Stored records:
START
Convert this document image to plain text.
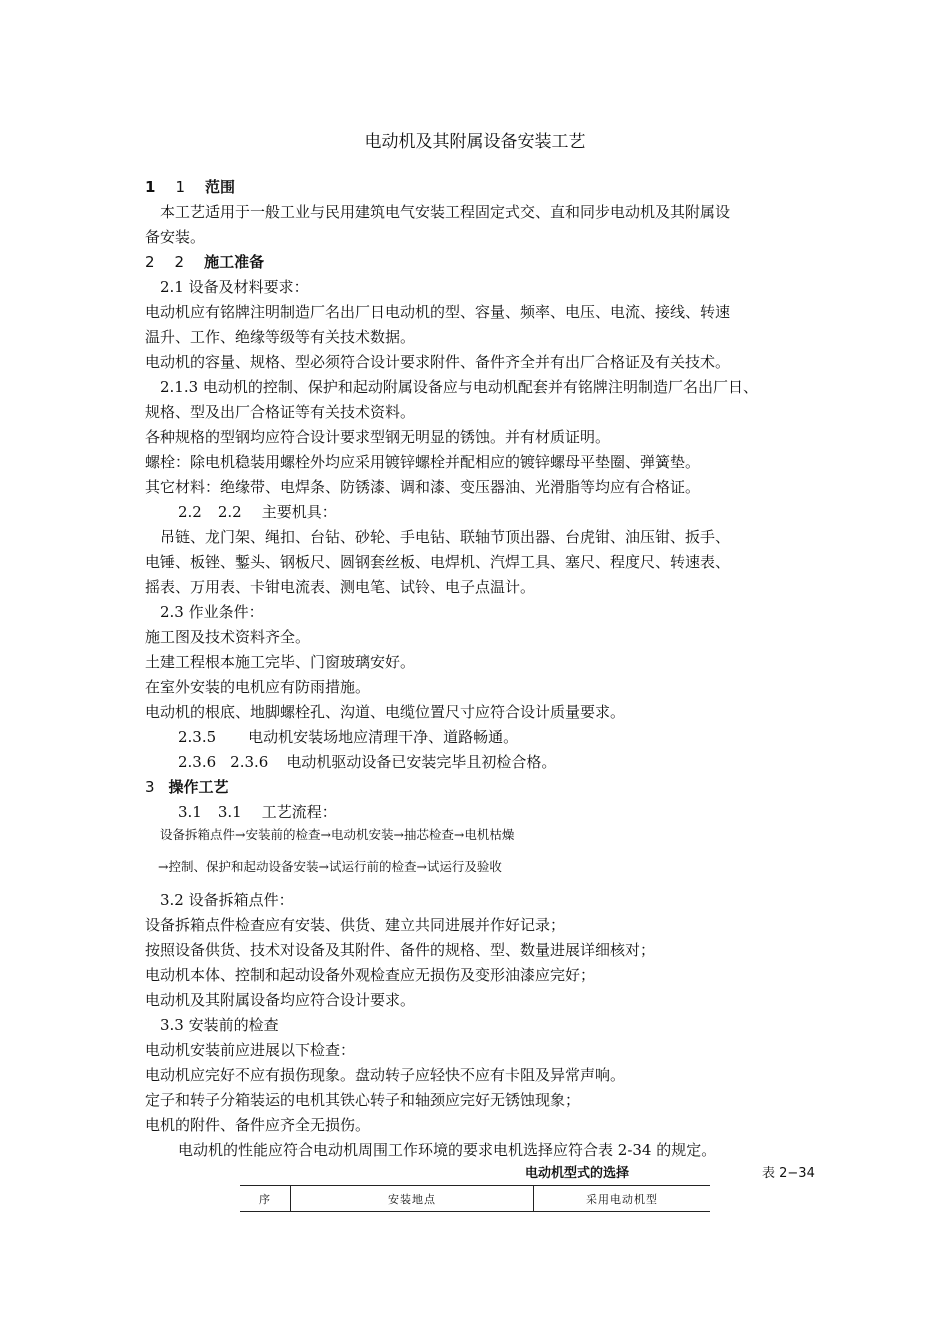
电动机及其附属设备安装工艺
1 1 范围
本工艺适用于一般工业与民用建筑电气安装工程固定式交、直和同步电动机及其附属设
备安装。
2 2 施工准备
2.1 设备及材料要求：
电动机应有铭牌注明制造厂名出厂日电动机的型、容量、频率、电压、电流、接线、转速
温升、工作、绝缘等级等有关技术数据。
电动机的容量、规格、型必须符合设计要求附件、备件齐全并有出厂合格证及有关技术。
2.1.3 电动机的控制、保护和起动附属设备应与电动机配套并有铭牌注明制造厂名出厂日、
规格、型及出厂合格证等有关技术资料。
各种规格的型钢均应符合设计要求型钢无明显的锈蚀。并有材质证明。
螺栓：除电机稳装用螺栓外均应采用镀锌螺栓并配相应的镀锌螺母平垫圈、弹簧垫。
其它材料：绝缘带、电焊条、防锈漆、调和漆、变压器油、光滑脂等均应有合格证。
2.2 2.2 主要机具：
吊链、龙门架、绳扣、台钻、砂轮、手电钻、联轴节顶出器、台虎钳、油压钳、扳手、
电锤、板锉、鏨头、钢板尺、圆钢套丝板、电焊机、汽焊工具、塞尺、程度尺、转速表、
摇表、万用表、卡钳电流表、测电笔、试铃、电子点温计。
2.3 作业条件：
施工图及技术资料齐全。
土建工程根本施工完毕、门窗玻璃安好。
在室外安装的电机应有防雨措施。
电动机的根底、地脚螺栓孔、沟道、电缆位置尺寸应符合设计质量要求。
2.3.5 电动机安装场地应清理干净、道路畅通。
2.3.6 2.3.6 电动机驱动设备已安装完毕且初检合格。
3 操作工艺
3.1 3.1 工艺流程：
设备拆箱点件→安装前的检查→电动机安装→抽芯检查→电机枯燥
→控制、保护和起动设备安装→试运行前的检查→试运行及验收
3.2 设备拆箱点件：
设备拆箱点件检查应有安装、供货、建立共同进展并作好记录；
按照设备供货、技术对设备及其附件、备件的规格、型、数量进展详细核对；
电动机本体、控制和起动设备外观检查应无损伤及变形油漆应完好；
电动机及其附属设备均应符合设计要求。
3.3 安装前的检查
电动机安装前应进展以下检查：
电动机应完好不应有损伤现象。盘动转子应轻快不应有卡阻及异常声响。
定子和转子分箱装运的电机其铁心转子和轴颈应完好无锈蚀现象；
电机的附件、备件应齐全无损伤。
电动机的性能应符合电动机周围工作环境的要求电机选择应符合表 2-34 的规定。
电动机型式的选择	表 2−34
序	安装地点	采用电动机型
END
Omit the pictures and restate the rest of the records verbatim.

Completed task:
Convert this document image to plain text.
电动机及其附属设备安装工艺
1 1 范围
本工艺适用于一般工业与民用建筑电气安装工程固定式交、直和同步电动机及其附属设
备安装。
2 2 施工准备
2.1 设备及材料要求：
电动机应有铭牌注明制造厂名出厂日电动机的型、容量、频率、电压、电流、接线、转速
温升、工作、绝缘等级等有关技术数据。
电动机的容量、规格、型必须符合设计要求附件、备件齐全并有出厂合格证及有关技术。
2.1.3 电动机的控制、保护和起动附属设备应与电动机配套并有铭牌注明制造厂名出厂日、
规格、型及出厂合格证等有关技术资料。
各种规格的型钢均应符合设计要求型钢无明显的锈蚀。并有材质证明。
螺栓：除电机稳装用螺栓外均应采用镀锌螺栓并配相应的镀锌螺母平垫圈、弹簧垫。
其它材料：绝缘带、电焊条、防锈漆、调和漆、变压器油、光滑脂等均应有合格证。
2.2 2.2 主要机具：
吊链、龙门架、绳扣、台钻、砂轮、手电钻、联轴节顶出器、台虎钳、油压钳、扳手、
电锤、板锉、鏨头、钢板尺、圆钢套丝板、电焊机、汽焊工具、塞尺、程度尺、转速表、
摇表、万用表、卡钳电流表、测电笔、试铃、电子点温计。
2.3 作业条件：
施工图及技术资料齐全。
土建工程根本施工完毕、门窗玻璃安好。
在室外安装的电机应有防雨措施。
电动机的根底、地脚螺栓孔、沟道、电缆位置尺寸应符合设计质量要求。
2.3.5 电动机安装场地应清理干净、道路畅通。
2.3.6 2.3.6 电动机驱动设备已安装完毕且初检合格。
3 操作工艺
3.1 3.1 工艺流程：
设备拆箱点件→安装前的检查→电动机安装→抽芯检查→电机枯燥
→控制、保护和起动设备安装→试运行前的检查→试运行及验收
3.2 设备拆箱点件：
设备拆箱点件检查应有安装、供货、建立共同进展并作好记录；
按照设备供货、技术对设备及其附件、备件的规格、型、数量进展详细核对；
电动机本体、控制和起动设备外观检查应无损伤及变形油漆应完好；
电动机及其附属设备均应符合设计要求。
3.3 安装前的检查
电动机安装前应进展以下检查：
电动机应完好不应有损伤现象。盘动转子应轻快不应有卡阻及异常声响。
定子和转子分箱装运的电机其铁心转子和轴颈应完好无锈蚀现象；
电机的附件、备件应齐全无损伤。
电动机的性能应符合电动机周围工作环境的要求电机选择应符合表 2-34 的规定。
电动机型式的选择	表 2−34
序	安装地点	采用电动机型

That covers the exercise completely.